[Dataset records of page text]
......

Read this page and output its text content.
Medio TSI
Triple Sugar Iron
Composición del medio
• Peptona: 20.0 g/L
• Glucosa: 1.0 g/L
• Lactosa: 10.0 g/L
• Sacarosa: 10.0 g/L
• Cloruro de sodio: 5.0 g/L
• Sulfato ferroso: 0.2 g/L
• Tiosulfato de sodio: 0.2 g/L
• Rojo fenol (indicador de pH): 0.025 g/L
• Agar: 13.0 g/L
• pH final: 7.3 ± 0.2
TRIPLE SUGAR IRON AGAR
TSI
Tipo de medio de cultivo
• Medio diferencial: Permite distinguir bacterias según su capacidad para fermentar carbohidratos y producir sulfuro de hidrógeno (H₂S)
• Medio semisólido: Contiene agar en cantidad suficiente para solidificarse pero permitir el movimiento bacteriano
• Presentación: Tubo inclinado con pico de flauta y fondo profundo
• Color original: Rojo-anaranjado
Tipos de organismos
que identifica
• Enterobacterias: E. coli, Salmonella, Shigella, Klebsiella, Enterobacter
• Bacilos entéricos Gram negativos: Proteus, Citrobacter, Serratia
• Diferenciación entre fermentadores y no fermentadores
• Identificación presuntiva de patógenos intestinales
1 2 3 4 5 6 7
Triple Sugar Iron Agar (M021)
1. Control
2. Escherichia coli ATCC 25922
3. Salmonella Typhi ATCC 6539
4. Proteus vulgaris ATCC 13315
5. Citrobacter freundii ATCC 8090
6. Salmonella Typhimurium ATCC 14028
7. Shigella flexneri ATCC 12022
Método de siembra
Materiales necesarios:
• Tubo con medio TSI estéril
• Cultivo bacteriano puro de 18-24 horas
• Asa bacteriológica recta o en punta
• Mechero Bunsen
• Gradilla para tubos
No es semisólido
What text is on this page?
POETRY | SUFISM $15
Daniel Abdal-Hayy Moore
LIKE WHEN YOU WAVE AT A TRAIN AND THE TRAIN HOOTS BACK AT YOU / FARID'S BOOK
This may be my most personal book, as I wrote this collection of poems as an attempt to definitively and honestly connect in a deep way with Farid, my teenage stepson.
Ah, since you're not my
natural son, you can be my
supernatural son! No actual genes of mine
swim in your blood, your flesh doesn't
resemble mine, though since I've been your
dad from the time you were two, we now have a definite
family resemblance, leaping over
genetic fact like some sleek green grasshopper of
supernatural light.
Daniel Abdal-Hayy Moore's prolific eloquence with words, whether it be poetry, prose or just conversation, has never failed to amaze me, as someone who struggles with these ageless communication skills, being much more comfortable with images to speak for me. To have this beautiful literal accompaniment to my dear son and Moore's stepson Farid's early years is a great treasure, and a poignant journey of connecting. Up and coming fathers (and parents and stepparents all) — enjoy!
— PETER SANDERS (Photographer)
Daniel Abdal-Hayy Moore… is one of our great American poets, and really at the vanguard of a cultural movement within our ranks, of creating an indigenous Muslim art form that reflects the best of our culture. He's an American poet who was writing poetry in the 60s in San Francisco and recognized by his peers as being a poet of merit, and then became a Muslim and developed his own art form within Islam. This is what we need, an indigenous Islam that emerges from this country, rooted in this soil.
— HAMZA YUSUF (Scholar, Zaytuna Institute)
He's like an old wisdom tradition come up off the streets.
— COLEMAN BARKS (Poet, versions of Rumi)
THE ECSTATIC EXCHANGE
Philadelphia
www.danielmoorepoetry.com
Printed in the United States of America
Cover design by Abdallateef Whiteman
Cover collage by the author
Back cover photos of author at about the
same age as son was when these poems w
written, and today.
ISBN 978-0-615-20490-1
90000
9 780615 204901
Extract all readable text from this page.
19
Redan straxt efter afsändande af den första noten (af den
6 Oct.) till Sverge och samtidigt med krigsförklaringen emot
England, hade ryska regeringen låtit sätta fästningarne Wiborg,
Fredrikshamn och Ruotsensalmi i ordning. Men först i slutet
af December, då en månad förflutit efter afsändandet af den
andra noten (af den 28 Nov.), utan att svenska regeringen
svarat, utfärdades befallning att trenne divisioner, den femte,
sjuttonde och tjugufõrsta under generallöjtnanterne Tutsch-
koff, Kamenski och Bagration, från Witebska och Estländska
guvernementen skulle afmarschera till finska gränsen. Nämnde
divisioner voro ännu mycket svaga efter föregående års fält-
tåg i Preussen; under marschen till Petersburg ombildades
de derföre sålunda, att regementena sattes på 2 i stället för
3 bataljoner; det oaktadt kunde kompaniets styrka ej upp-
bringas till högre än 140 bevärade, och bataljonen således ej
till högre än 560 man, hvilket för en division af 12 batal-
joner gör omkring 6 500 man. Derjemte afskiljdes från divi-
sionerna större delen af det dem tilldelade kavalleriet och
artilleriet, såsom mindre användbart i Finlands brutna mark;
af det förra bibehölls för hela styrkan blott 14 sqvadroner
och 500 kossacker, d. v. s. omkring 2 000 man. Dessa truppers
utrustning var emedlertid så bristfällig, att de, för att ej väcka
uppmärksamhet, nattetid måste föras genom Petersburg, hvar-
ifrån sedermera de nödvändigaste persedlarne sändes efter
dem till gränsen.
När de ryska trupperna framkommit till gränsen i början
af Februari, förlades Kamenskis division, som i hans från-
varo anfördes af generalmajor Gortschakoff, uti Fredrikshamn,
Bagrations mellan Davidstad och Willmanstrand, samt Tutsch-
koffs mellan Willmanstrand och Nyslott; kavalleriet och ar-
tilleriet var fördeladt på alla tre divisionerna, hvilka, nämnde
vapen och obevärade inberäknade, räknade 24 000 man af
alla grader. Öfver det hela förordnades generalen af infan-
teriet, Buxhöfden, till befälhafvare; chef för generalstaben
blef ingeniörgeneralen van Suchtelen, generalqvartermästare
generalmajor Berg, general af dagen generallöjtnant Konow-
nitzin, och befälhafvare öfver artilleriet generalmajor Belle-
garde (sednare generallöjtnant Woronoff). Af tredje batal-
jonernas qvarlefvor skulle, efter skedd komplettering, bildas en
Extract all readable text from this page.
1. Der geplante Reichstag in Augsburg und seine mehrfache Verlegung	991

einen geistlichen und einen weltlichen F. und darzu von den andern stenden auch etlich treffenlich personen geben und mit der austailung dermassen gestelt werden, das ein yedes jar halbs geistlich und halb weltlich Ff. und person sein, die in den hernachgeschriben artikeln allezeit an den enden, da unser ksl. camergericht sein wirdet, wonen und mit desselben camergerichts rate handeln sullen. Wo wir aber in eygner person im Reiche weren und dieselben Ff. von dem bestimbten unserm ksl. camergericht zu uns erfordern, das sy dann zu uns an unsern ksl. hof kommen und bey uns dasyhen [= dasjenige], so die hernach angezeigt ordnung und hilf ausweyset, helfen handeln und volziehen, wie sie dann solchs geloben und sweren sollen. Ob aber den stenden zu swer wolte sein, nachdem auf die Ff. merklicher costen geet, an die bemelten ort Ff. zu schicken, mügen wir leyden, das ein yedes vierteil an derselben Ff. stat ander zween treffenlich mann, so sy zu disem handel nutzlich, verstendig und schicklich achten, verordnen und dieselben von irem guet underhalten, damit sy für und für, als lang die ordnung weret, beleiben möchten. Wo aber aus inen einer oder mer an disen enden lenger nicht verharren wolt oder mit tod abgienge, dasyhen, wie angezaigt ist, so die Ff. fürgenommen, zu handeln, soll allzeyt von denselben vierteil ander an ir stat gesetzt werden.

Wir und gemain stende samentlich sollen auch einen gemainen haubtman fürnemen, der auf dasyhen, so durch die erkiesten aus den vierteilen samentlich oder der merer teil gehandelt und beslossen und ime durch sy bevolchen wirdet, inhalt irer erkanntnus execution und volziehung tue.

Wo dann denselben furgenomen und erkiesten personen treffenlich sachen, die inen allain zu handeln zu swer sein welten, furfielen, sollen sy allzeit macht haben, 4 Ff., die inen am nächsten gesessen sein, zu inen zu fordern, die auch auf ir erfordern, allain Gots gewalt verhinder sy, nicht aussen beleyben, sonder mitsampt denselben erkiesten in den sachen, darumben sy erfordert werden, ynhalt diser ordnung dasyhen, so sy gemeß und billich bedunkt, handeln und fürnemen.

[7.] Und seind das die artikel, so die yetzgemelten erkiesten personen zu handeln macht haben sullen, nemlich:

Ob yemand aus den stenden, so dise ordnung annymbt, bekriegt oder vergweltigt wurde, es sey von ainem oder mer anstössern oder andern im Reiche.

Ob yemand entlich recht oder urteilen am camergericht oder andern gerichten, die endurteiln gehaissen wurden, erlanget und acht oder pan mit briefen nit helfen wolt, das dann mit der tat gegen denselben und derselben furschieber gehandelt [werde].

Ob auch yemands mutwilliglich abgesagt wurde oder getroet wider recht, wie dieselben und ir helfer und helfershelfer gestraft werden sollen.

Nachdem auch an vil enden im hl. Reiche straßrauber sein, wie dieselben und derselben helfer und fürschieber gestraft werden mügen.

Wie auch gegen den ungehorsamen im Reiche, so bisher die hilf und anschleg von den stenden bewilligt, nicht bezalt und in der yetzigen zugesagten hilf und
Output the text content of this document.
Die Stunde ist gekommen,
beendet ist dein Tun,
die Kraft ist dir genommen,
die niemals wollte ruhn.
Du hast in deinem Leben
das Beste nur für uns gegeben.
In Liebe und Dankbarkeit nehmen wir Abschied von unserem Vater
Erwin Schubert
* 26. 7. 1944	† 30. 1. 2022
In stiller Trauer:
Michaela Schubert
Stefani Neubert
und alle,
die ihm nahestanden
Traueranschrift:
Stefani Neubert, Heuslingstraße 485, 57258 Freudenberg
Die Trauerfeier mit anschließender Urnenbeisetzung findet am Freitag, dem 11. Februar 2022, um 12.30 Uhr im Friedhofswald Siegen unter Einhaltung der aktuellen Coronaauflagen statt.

......

• _ACTIVITY_:
Filter the entries and copy out every line with the word "these".

• _REPLY TO THE TASK_:
Daniel Abdal-Hayy Moore's prolific eloquence with words, whether it be poetry, prose or just conversation, has never failed to amaze me, as someone who struggles with these ageless communication skills, being much more comfortable with images to speak for me. To have this beautiful literal accompaniment to my dear son and Moore's stepson Farid's early years is a great treasure, and a poignant journey of connecting. Up and coming fathers (and parents and stepparents all) — enjoy!
same age as son was when these poems w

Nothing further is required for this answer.